Exercise directions -
For each line below that includes the word "Projection", make a copy.

-- Start of Entries provided --

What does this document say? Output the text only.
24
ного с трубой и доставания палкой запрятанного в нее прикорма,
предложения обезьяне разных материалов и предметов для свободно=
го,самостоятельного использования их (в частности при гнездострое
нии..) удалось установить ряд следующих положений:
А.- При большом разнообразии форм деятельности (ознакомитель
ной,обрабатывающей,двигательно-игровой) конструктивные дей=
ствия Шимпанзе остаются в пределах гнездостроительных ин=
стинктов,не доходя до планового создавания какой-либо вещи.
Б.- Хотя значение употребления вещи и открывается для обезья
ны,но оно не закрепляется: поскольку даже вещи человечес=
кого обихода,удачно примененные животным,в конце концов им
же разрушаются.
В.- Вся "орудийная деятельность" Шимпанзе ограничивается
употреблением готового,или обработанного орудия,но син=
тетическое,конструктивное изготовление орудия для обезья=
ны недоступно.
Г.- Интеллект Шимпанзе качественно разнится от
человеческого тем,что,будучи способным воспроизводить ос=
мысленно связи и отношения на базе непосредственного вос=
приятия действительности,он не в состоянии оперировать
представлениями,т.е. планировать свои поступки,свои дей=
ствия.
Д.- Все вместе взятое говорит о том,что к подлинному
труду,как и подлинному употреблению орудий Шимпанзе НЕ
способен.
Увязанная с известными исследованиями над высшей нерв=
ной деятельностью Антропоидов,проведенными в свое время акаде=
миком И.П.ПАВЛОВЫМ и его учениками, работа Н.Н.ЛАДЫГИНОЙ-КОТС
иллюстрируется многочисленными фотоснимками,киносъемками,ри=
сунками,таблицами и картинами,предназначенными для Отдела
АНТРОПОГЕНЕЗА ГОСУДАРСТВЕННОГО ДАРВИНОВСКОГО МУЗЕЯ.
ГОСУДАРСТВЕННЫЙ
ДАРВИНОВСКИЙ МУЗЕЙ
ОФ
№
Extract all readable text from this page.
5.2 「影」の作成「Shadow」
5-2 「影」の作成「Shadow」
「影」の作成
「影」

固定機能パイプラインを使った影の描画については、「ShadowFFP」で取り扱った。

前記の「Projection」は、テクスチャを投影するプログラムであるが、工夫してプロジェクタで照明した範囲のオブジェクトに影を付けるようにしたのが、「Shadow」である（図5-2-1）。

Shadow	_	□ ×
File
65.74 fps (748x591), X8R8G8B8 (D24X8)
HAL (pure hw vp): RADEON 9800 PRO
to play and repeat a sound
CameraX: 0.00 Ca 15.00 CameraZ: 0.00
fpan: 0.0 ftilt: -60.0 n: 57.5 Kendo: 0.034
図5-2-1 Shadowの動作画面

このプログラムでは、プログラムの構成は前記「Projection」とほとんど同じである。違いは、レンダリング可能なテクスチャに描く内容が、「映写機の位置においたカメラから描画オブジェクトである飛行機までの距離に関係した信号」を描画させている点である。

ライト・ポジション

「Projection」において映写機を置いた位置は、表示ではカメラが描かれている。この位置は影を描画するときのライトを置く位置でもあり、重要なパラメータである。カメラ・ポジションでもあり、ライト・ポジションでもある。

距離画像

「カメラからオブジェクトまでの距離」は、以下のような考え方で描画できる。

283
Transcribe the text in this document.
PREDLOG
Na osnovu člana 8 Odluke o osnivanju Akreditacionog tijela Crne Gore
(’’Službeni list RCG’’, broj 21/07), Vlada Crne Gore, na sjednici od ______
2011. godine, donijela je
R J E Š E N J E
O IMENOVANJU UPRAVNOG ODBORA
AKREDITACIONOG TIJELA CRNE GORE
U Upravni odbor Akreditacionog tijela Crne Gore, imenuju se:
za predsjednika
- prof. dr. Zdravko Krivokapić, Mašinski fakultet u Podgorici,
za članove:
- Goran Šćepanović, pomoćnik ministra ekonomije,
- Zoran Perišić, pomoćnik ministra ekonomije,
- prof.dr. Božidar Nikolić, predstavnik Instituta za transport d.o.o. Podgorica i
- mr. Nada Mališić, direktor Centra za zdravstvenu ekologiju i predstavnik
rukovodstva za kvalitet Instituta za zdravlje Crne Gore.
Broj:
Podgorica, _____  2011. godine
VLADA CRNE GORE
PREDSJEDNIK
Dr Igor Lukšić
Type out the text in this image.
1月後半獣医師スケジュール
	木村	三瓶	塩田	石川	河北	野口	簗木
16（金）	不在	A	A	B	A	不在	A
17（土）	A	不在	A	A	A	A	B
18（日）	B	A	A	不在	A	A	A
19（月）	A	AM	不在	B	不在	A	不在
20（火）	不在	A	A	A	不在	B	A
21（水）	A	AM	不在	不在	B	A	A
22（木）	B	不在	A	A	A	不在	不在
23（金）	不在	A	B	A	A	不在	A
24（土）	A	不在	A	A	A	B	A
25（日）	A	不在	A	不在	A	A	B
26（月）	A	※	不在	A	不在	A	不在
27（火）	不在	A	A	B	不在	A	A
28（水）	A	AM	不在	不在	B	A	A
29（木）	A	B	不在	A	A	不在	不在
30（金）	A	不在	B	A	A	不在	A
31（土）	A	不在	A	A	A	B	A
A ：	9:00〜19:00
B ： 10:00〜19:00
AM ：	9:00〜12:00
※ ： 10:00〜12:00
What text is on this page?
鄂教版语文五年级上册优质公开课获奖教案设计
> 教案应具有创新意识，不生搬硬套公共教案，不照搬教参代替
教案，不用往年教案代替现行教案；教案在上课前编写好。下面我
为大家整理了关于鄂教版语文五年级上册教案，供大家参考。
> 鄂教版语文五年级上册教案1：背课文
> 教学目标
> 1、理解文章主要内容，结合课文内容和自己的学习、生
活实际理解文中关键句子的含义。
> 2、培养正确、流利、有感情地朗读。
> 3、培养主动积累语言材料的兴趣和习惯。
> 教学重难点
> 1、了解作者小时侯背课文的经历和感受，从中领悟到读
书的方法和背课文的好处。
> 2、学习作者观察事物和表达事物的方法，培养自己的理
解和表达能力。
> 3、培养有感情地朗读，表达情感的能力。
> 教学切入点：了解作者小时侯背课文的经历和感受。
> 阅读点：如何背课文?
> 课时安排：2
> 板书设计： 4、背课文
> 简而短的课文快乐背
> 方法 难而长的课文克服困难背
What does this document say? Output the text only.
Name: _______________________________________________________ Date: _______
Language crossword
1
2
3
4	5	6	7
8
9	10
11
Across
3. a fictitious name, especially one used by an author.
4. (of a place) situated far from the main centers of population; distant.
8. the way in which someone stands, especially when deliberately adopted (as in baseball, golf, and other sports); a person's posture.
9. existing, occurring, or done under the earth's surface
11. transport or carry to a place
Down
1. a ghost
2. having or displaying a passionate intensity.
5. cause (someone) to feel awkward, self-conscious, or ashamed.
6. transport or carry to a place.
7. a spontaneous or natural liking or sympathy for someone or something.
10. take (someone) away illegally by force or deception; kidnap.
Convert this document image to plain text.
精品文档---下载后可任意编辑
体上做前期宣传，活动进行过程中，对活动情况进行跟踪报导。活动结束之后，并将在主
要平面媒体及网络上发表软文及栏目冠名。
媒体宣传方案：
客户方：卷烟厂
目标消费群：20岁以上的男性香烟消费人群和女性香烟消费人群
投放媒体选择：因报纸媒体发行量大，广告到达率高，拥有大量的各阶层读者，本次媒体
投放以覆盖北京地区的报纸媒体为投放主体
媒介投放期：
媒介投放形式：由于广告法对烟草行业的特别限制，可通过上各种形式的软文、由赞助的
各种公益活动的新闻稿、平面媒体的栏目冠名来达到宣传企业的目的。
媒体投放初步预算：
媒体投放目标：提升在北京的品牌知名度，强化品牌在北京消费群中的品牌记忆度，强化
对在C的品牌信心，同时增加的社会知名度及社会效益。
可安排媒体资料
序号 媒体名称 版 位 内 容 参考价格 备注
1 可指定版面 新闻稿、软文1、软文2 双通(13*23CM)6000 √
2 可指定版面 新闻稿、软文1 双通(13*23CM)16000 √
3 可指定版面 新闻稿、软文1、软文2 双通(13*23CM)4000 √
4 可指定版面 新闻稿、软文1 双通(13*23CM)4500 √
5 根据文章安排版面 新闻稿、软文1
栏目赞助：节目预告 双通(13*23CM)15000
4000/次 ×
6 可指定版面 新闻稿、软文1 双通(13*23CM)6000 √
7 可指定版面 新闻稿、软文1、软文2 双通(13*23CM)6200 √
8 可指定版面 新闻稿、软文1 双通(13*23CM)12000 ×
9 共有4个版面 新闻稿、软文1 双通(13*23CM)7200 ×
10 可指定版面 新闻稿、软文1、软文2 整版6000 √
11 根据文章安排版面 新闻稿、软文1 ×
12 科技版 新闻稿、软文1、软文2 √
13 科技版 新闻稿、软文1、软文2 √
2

-- End of Entries provided --

Task result -
前記の「Projection」は、テクスチャを投影するプログラムであるが、工夫してプロジェクタで照明した範囲のオブジェクトに影を付けるようにしたのが、「Shadow」である（図5-2-1）。
このプログラムでは、プログラムの構成は前記「Projection」とほとんど同じである。違いは、レンダリング可能なテクスチャに描く内容が、「映写機の位置においたカメラから描画オブジェクトである飛行機までの距離に関係した信号」を描画させている点である。
「Projection」において映写機を置いた位置は、表示ではカメラが描かれている。この位置は影を描画するときのライトを置く位置でもあり、重要なパラメータである。カメラ・ポジションでもあり、ライト・ポジションでもある。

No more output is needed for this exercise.